● Short problem
All of the records listed below should be retyped exactly.

● Data shown

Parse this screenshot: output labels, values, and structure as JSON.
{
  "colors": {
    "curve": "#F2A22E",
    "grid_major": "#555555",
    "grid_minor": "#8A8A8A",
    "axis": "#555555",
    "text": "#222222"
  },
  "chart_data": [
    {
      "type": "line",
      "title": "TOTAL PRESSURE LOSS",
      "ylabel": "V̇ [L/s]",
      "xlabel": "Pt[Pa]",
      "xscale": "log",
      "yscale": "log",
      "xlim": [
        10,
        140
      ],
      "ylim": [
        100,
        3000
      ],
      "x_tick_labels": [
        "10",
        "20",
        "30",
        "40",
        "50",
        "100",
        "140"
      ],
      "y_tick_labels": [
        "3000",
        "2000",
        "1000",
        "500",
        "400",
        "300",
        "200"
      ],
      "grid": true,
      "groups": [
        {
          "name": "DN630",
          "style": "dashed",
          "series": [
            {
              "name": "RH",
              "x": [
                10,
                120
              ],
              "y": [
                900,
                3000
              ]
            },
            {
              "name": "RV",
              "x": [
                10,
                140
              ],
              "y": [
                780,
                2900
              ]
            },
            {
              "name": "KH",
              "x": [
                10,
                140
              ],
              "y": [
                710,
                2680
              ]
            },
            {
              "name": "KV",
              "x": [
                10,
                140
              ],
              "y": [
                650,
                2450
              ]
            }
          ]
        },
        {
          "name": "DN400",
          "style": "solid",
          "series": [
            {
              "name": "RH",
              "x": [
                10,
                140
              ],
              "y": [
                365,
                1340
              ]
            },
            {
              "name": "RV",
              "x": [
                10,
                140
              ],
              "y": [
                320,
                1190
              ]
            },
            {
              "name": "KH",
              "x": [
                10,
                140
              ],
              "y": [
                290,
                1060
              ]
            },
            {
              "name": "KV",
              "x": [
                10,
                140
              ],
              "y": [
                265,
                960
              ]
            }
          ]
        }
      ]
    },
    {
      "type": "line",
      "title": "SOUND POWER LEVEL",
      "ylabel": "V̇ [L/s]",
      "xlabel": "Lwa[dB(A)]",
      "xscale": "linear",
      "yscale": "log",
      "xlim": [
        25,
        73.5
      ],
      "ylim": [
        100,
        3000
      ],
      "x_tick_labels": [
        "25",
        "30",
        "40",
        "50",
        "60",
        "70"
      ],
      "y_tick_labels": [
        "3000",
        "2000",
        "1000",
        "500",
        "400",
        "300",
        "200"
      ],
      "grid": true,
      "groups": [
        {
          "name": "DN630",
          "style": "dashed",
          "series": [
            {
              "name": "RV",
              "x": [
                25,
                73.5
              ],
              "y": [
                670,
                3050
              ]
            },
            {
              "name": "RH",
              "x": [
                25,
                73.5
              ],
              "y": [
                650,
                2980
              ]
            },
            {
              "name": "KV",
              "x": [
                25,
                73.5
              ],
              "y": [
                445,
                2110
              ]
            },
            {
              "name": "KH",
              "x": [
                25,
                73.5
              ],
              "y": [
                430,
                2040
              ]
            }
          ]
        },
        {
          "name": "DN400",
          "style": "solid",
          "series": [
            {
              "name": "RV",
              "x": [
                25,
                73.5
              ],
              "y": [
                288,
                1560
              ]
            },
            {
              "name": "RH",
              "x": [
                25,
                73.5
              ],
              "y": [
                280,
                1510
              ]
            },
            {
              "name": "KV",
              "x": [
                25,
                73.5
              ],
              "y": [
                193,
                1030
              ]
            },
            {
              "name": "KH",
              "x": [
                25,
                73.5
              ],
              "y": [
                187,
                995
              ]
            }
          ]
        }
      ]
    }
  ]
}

● Reply
Parse this screenshot: output labels, values, and structure as JSON.
{
  "colors": {
    "curve": "#F2A22E",
    "grid_major": "#555555",
    "grid_minor": "#8A8A8A",
    "axis": "#555555",
    "text": "#222222"
  },
  "chart_data": [
    {
      "type": "line",
      "title": "TOTAL PRESSURE LOSS",
      "ylabel": "V̇ [L/s]",
      "xlabel": "Pt[Pa]",
      "xscale": "log",
      "yscale": "log",
      "xlim": [
        10,
        140
      ],
      "ylim": [
        100,
        3000
      ],
      "x_tick_labels": [
        "10",
        "20",
        "30",
        "40",
        "50",
        "100",
        "140"
      ],
      "y_tick_labels": [
        "3000",
        "2000",
        "1000",
        "500",
        "400",
        "300",
        "200"
      ],
      "grid": true,
      "groups": [
        {
          "name": "DN630",
          "style": "dashed",
          "series": [
            {
              "name": "RH",
              "x": [
                10,
                120
              ],
              "y": [
                900,
                3000
              ]
            },
            {
              "name": "RV",
              "x": [
                10,
                140
              ],
              "y": [
                780,
                2900
              ]
            },
            {
              "name": "KH",
              "x": [
                10,
                140
              ],
              "y": [
                710,
                2680
              ]
            },
            {
              "name": "KV",
              "x": [
                10,
                140
              ],
              "y": [
                650,
                2450
              ]
            }
          ]
        },
        {
          "name": "DN400",
          "style": "solid",
          "series": [
            {
              "name": "RH",
              "x": [
                10,
                140
              ],
              "y": [
                365,
                1340
              ]
            },
            {
              "name": "RV",
              "x": [
                10,
                140
              ],
              "y": [
                320,
                1190
              ]
            },
            {
              "name": "KH",
              "x": [
                10,
                140
              ],
              "y": [
                290,
                1060
              ]
            },
            {
              "name": "KV",
              "x": [
                10,
                140
              ],
              "y": [
                265,
                960
              ]
            }
          ]
        }
      ]
    },
    {
      "type": "line",
      "title": "SOUND POWER LEVEL",
      "ylabel": "V̇ [L/s]",
      "xlabel": "Lwa[dB(A)]",
      "xscale": "linear",
      "yscale": "log",
      "xlim": [
        25,
        73.5
      ],
      "ylim": [
        100,
        3000
      ],
      "x_tick_labels": [
        "25",
        "30",
        "40",
        "50",
        "60",
        "70"
      ],
      "y_tick_labels": [
        "3000",
        "2000",
        "1000",
        "500",
        "400",
        "300",
        "200"
      ],
      "grid": true,
      "groups": [
        {
          "name": "DN630",
          "style": "dashed",
          "series": [
            {
              "name": "RV",
              "x": [
                25,
                73.5
              ],
              "y": [
                670,
                3050
              ]
            },
            {
              "name": "RH",
              "x": [
                25,
                73.5
              ],
              "y": [
                650,
                2980
              ]
            },
            {
              "name": "KV",
              "x": [
                25,
                73.5
              ],
              "y": [
                445,
                2110
              ]
            },
            {
              "name": "KH",
              "x": [
                25,
                73.5
              ],
              "y": [
                430,
                2040
              ]
            }
          ]
        },
        {
          "name": "DN400",
          "style": "solid",
          "series": [
            {
              "name": "RV",
              "x": [
                25,
                73.5
              ],
              "y": [
                288,
                1560
              ]
            },
            {
              "name": "RH",
              "x": [
                25,
                73.5
              ],
              "y": [
                280,
                1510
              ]
            },
            {
              "name": "KV",
              "x": [
                25,
                73.5
              ],
              "y": [
                193,
                1030
              ]
            },
            {
              "name": "KH",
              "x": [
                25,
                73.5
              ],
              "y": [
                187,
                995
              ]
            }
          ]
        }
      ]
    }
  ]
}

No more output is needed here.